** Start of PROVIDED DATA **
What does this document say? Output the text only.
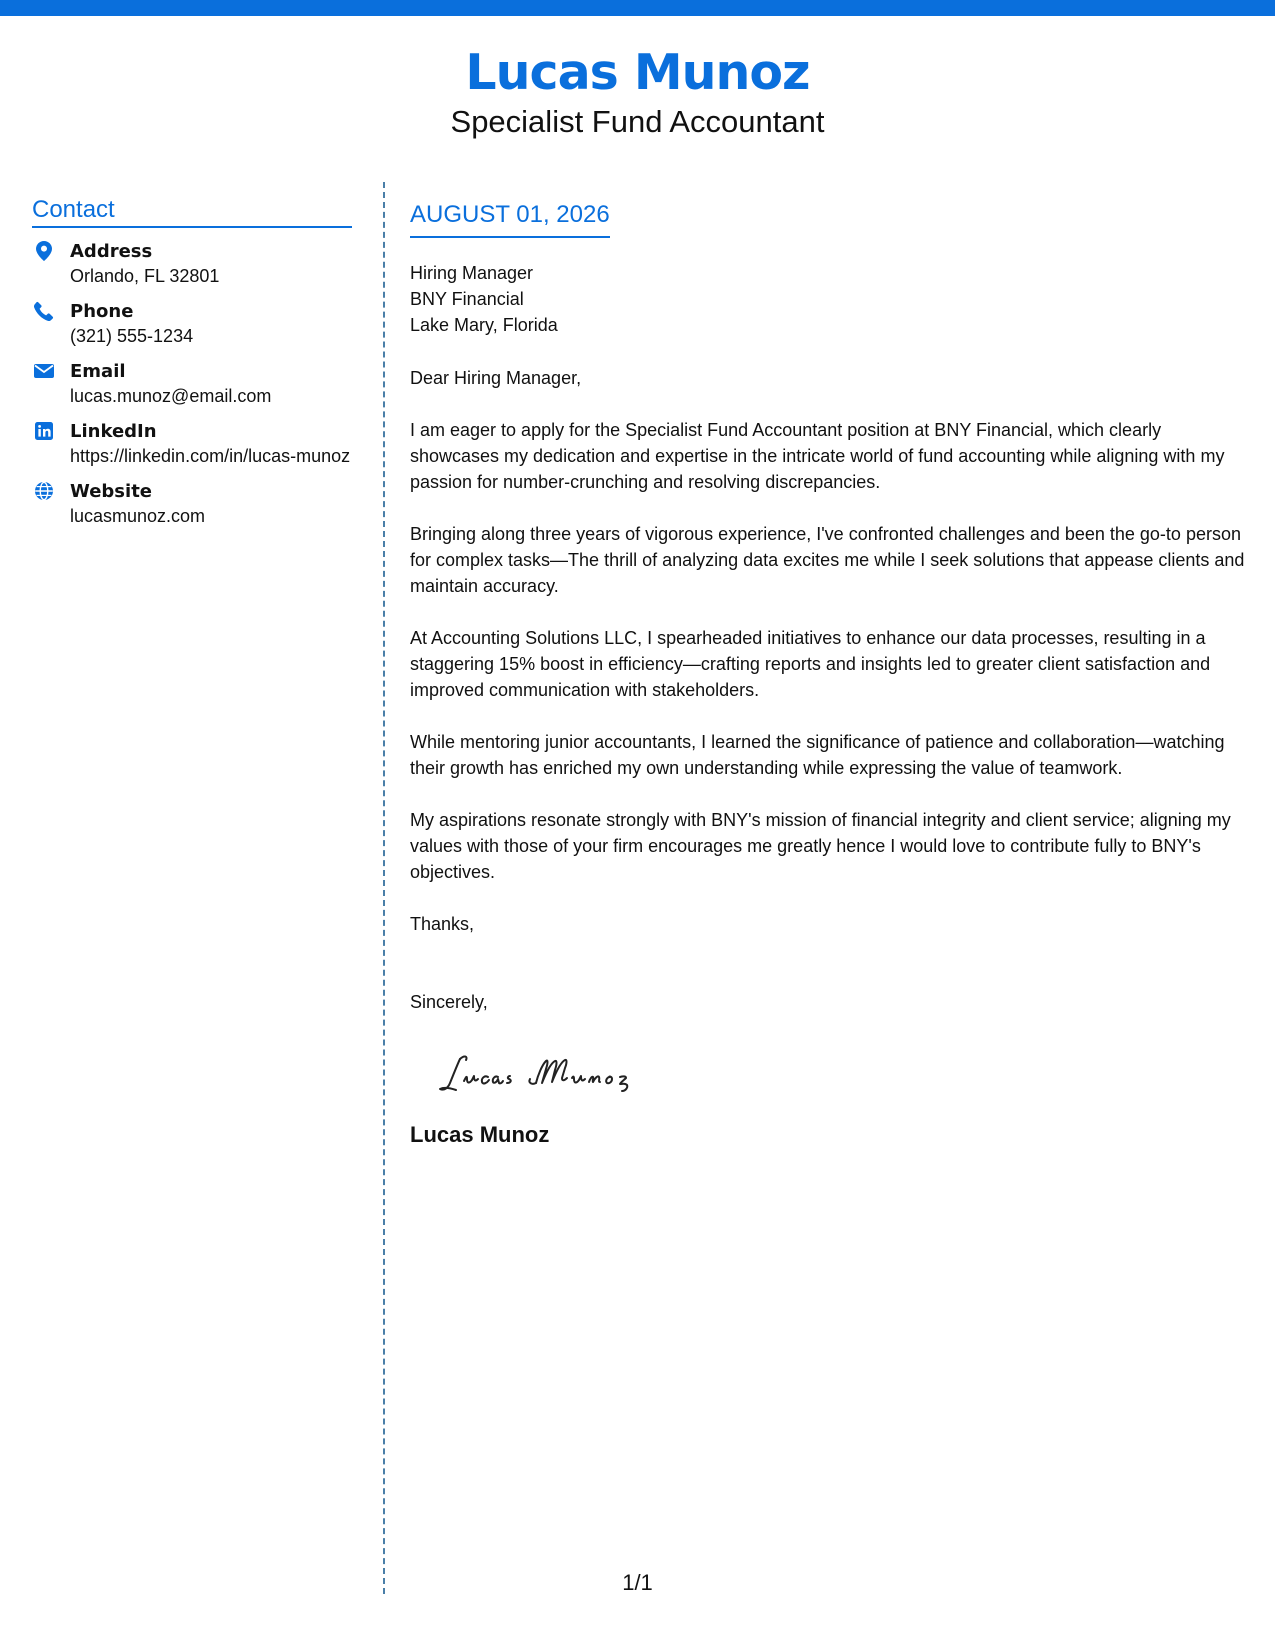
Lucas Munoz
Specialist Fund Accountant
Contact
Address
Orlando, FL 32801
Phone
(321) 555-1234
Email
lucas.munoz@email.com
LinkedIn
https://linkedin.com/in/lucas-munoz
Website
lucasmunoz.com
AUGUST 01, 2026
Hiring Manager
BNY Financial
Lake Mary, Florida
Dear Hiring Manager,
I am eager to apply for the Specialist Fund Accountant position at BNY Financial, which clearly showcases my dedication and expertise in the intricate world of fund accounting while aligning with my passion for number-crunching and resolving discrepancies.
Bringing along three years of vigorous experience, I've confronted challenges and been the go-to person for complex tasks—The thrill of analyzing data excites me while I seek solutions that appease clients and maintain accuracy.
At Accounting Solutions LLC, I spearheaded initiatives to enhance our data processes, resulting in a staggering 15% boost in efficiency—crafting reports and insights led to greater client satisfaction and improved communication with stakeholders.
While mentoring junior accountants, I learned the significance of patience and collaboration—watching their growth has enriched my own understanding while expressing the value of teamwork.
My aspirations resonate strongly with BNY's mission of financial integrity and client service; aligning my values with those of your firm encourages me greatly hence I would love to contribute fully to BNY's objectives.
Thanks,
Sincerely,
Lucas Munoz
1/1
** End of PROVIDED DATA **
State the count of lines in the data holding the word "Fund", adding nothing to it.

2